Task objective:
Search the material for "USTA" and show all lines that contain it.
================================
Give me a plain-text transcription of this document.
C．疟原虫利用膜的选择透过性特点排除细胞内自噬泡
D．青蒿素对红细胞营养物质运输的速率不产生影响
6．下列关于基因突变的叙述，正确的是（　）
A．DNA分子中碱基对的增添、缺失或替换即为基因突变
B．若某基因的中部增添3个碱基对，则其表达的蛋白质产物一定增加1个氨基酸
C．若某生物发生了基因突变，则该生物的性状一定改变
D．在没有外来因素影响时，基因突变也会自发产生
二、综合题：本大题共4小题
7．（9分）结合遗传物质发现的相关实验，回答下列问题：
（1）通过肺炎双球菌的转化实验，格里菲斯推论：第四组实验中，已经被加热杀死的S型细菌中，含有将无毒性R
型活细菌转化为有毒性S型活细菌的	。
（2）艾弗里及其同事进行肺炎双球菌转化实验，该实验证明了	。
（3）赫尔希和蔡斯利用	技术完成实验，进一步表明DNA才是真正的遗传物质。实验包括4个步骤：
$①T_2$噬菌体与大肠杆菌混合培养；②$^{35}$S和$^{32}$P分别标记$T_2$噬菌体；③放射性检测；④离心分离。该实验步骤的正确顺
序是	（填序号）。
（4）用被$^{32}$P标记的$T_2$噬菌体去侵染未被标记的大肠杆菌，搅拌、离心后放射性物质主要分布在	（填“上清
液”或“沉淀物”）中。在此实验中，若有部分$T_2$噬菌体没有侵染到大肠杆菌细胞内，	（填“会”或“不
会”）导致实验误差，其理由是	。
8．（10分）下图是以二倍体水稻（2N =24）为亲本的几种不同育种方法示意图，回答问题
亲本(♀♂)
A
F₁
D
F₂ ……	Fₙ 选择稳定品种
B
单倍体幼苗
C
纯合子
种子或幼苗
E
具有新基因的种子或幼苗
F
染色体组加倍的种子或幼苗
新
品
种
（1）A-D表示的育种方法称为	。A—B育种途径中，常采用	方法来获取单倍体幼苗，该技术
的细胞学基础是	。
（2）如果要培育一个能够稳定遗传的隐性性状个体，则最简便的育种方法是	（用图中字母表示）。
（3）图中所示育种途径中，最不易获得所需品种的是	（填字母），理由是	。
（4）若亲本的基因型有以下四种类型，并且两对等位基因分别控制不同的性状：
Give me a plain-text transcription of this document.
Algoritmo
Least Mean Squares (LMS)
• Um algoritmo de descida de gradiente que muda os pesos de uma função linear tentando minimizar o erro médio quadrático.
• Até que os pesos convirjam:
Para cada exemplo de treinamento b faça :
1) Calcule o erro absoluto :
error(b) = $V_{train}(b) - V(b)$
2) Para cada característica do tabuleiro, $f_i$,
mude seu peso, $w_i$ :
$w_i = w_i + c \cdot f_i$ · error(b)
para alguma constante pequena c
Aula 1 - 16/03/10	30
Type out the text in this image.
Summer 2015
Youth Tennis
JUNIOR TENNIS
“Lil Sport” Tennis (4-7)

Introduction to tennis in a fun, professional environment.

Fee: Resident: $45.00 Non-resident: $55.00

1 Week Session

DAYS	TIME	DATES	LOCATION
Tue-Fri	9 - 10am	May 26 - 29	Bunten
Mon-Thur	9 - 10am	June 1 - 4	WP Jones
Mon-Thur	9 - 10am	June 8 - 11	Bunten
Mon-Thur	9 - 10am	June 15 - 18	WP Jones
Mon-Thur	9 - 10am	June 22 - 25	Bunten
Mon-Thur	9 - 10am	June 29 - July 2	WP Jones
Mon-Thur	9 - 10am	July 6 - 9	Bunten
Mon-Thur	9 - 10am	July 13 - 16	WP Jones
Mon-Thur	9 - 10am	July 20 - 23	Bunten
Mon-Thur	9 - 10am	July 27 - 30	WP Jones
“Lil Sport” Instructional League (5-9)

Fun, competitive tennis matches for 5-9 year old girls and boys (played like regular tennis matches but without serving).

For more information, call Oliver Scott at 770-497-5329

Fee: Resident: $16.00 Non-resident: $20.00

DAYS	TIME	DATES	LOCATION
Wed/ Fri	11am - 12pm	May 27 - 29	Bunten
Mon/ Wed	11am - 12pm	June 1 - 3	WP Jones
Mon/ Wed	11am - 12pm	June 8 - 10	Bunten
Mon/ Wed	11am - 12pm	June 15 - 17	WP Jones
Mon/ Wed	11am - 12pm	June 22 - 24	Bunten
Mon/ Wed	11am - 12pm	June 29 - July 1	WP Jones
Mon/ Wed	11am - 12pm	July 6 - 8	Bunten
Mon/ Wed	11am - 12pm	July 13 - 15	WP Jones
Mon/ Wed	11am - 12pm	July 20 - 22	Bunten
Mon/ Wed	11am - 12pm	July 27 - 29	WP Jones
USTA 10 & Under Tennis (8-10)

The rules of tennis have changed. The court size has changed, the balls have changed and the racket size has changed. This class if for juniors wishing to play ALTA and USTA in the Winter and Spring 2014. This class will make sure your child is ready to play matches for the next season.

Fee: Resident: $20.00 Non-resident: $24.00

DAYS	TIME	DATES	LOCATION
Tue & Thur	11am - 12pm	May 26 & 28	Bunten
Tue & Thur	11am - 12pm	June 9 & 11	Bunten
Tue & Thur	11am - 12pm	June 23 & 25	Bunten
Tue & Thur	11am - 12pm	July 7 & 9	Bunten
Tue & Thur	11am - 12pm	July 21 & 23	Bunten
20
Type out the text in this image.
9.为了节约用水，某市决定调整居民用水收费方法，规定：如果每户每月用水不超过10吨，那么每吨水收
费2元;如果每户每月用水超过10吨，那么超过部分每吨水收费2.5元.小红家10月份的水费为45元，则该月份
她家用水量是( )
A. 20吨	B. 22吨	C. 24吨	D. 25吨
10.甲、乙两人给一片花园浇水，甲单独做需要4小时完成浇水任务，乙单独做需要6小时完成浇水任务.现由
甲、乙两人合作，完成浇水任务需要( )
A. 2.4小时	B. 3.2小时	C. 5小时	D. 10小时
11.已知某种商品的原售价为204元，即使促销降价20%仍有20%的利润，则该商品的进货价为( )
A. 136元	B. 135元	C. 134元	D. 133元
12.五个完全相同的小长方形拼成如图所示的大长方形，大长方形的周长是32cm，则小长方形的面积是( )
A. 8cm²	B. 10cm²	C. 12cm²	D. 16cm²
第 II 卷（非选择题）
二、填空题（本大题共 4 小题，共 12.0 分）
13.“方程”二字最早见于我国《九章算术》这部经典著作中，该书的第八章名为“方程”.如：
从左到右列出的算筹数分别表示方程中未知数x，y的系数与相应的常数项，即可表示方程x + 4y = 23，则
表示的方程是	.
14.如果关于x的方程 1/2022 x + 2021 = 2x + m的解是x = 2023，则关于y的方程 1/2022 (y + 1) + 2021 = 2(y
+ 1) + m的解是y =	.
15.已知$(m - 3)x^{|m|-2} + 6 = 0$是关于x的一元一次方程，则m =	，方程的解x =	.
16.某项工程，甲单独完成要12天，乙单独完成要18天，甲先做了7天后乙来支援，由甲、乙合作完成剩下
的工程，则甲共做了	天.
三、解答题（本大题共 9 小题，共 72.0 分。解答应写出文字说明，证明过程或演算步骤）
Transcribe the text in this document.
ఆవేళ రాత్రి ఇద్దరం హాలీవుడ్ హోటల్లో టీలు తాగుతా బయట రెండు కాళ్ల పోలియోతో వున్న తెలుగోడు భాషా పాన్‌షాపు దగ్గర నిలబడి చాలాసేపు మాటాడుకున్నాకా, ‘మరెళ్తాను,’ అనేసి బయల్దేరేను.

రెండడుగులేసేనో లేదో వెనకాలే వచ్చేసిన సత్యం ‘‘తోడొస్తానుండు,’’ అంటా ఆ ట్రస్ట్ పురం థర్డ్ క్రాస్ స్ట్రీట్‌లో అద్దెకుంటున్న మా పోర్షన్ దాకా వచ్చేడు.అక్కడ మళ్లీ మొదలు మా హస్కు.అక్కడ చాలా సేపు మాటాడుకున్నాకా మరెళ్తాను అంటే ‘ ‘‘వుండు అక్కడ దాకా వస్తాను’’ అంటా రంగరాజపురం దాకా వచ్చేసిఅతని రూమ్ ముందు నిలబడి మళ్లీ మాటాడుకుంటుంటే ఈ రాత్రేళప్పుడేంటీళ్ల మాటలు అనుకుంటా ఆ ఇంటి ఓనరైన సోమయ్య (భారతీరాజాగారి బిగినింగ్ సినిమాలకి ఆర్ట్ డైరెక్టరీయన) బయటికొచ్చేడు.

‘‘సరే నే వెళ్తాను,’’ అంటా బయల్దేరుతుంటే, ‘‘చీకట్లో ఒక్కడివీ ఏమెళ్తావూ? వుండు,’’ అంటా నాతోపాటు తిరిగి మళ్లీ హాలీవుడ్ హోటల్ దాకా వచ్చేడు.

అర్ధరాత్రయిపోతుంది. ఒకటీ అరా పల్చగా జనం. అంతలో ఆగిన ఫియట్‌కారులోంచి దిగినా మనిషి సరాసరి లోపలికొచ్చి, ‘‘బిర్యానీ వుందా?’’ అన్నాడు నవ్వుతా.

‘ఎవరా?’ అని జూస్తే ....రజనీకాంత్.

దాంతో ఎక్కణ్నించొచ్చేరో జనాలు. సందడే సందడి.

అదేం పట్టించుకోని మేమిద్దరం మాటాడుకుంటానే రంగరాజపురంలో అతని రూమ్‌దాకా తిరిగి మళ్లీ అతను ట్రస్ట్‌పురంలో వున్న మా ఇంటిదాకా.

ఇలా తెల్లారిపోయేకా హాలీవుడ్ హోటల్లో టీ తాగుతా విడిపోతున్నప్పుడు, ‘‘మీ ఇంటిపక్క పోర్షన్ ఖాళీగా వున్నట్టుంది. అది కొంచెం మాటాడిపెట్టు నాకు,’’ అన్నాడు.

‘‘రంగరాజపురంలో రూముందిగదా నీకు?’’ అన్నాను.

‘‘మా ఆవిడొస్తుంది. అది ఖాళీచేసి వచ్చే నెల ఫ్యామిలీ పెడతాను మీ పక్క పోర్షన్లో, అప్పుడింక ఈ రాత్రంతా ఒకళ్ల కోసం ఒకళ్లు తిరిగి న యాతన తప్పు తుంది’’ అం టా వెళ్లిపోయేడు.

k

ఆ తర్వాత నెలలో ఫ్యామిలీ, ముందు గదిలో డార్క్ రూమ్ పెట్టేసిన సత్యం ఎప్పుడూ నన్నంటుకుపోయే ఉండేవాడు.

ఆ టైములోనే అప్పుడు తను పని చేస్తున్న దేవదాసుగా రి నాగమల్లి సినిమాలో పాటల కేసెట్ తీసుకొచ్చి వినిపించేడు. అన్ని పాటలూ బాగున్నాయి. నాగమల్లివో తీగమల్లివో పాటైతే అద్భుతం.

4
================================
Exercise answer:
USTA 10 & Under Tennis (8-10)
The rules of tennis have changed. The court size has changed, the balls have changed and the racket size has changed. This class if for juniors wishing to play ALTA and USTA in the Winter and Spring 2014. This class will make sure your child is ready to play matches for the next season.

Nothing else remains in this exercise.